Records from a data source
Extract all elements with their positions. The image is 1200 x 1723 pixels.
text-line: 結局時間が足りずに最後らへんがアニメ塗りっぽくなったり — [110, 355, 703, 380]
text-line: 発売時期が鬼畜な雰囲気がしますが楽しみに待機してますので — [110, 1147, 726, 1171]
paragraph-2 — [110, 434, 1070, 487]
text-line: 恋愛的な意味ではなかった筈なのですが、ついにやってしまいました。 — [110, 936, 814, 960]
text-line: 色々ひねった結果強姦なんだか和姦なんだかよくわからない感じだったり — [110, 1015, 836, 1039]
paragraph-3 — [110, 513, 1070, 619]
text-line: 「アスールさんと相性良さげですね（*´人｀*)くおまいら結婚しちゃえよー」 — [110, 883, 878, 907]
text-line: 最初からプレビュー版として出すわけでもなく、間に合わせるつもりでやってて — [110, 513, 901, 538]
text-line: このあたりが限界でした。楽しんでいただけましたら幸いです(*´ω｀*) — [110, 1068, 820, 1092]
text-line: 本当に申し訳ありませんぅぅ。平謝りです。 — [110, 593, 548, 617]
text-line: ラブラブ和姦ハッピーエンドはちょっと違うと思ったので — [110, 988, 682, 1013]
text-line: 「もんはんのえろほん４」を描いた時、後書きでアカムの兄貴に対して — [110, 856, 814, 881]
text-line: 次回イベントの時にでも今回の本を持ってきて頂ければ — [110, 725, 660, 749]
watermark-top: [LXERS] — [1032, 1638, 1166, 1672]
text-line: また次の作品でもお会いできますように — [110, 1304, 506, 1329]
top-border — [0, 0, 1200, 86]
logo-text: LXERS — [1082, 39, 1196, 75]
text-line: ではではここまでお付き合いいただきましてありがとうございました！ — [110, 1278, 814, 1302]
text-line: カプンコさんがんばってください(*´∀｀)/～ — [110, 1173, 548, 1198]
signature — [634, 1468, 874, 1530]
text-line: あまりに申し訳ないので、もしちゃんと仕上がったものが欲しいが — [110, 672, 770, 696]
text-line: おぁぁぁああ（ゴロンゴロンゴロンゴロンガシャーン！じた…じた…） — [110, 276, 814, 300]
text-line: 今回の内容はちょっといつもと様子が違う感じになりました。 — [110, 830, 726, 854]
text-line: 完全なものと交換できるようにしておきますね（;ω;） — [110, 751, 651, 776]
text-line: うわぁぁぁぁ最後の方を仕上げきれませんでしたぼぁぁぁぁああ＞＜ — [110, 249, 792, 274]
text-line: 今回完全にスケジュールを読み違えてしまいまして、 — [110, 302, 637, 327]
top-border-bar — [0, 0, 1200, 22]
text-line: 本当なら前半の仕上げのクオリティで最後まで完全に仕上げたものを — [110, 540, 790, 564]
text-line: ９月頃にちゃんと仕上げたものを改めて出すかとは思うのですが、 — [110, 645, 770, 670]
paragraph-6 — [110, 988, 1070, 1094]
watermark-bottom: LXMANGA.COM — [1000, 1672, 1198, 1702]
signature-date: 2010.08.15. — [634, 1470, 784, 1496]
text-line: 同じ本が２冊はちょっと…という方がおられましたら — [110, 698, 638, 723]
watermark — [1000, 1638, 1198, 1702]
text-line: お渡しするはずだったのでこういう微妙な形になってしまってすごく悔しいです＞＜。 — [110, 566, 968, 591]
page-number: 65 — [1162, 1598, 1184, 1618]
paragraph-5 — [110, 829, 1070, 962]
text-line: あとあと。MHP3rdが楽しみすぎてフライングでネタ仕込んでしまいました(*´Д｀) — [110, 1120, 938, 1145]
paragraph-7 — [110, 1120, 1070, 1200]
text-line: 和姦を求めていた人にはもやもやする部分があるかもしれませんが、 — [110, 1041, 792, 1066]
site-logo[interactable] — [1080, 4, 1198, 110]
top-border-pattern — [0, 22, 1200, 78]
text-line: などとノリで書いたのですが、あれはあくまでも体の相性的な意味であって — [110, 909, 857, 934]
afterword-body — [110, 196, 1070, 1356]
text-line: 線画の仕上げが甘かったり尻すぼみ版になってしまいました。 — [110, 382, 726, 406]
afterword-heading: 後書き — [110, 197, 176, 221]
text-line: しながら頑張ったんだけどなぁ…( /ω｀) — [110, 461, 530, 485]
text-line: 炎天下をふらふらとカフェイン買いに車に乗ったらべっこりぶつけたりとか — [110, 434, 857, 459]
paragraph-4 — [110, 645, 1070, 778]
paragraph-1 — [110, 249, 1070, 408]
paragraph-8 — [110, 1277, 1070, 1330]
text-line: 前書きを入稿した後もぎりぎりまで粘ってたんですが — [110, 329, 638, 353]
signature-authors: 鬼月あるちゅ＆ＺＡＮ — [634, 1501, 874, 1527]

--

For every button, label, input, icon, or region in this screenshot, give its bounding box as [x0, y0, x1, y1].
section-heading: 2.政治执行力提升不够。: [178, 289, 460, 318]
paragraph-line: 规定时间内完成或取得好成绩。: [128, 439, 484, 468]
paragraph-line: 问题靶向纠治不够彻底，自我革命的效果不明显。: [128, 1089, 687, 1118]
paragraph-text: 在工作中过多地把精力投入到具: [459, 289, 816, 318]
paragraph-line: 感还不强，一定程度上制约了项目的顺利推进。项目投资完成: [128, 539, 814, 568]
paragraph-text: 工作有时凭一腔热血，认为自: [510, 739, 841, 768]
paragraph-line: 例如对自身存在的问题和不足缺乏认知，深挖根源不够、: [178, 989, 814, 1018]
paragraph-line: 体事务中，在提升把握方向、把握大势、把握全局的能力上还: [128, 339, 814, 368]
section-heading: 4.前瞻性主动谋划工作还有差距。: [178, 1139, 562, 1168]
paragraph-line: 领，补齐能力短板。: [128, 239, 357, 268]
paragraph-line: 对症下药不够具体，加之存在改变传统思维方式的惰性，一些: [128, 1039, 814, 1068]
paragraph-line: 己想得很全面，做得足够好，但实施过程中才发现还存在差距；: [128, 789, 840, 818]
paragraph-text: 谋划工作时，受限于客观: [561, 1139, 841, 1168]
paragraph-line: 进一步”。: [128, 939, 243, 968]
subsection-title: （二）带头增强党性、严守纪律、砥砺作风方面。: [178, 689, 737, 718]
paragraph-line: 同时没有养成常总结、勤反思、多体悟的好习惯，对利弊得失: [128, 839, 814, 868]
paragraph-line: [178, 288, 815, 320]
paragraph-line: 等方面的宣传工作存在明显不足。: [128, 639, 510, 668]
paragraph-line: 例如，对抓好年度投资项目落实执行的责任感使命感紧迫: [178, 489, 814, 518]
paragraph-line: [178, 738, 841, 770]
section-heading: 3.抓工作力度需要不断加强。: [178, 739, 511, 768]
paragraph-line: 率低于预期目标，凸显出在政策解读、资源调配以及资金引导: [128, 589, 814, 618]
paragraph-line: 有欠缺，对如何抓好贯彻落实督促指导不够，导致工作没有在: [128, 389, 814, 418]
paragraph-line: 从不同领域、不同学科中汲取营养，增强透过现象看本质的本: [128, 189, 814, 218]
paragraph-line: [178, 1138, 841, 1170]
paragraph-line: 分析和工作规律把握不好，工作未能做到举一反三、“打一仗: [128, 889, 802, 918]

## EXERCISE OBJECTIVE
Repeat the rows from the one containing "For every button, label, input, icon, or" through the one containing "paragraph-line: 等方面的宣传工作存在明显不足。: [128, 639, 510, 668]", word for word.

## COMPLETE RESPONSE
For every button, label, input, icon, or region in this screenshot, give its bounding box as [x0, y0, x1, y1].
section-heading: 2.政治执行力提升不够。: [178, 289, 460, 318]
paragraph-line: 规定时间内完成或取得好成绩。: [128, 439, 484, 468]
paragraph-line: 问题靶向纠治不够彻底，自我革命的效果不明显。: [128, 1089, 687, 1118]
paragraph-text: 在工作中过多地把精力投入到具: [459, 289, 816, 318]
paragraph-line: 感还不强，一定程度上制约了项目的顺利推进。项目投资完成: [128, 539, 814, 568]
paragraph-text: 工作有时凭一腔热血，认为自: [510, 739, 841, 768]
paragraph-line: 例如对自身存在的问题和不足缺乏认知，深挖根源不够、: [178, 989, 814, 1018]
paragraph-line: 体事务中，在提升把握方向、把握大势、把握全局的能力上还: [128, 339, 814, 368]
section-heading: 4.前瞻性主动谋划工作还有差距。: [178, 1139, 562, 1168]
paragraph-line: 领，补齐能力短板。: [128, 239, 357, 268]
paragraph-line: 对症下药不够具体，加之存在改变传统思维方式的惰性，一些: [128, 1039, 814, 1068]
paragraph-line: 己想得很全面，做得足够好，但实施过程中才发现还存在差距；: [128, 789, 840, 818]
paragraph-text: 谋划工作时，受限于客观: [561, 1139, 841, 1168]
paragraph-line: 进一步”。: [128, 939, 243, 968]
subsection-title: （二）带头增强党性、严守纪律、砥砺作风方面。: [178, 689, 737, 718]
paragraph-line: 同时没有养成常总结、勤反思、多体悟的好习惯，对利弊得失: [128, 839, 814, 868]
paragraph-line: [178, 288, 815, 320]
paragraph-line: 等方面的宣传工作存在明显不足。: [128, 639, 510, 668]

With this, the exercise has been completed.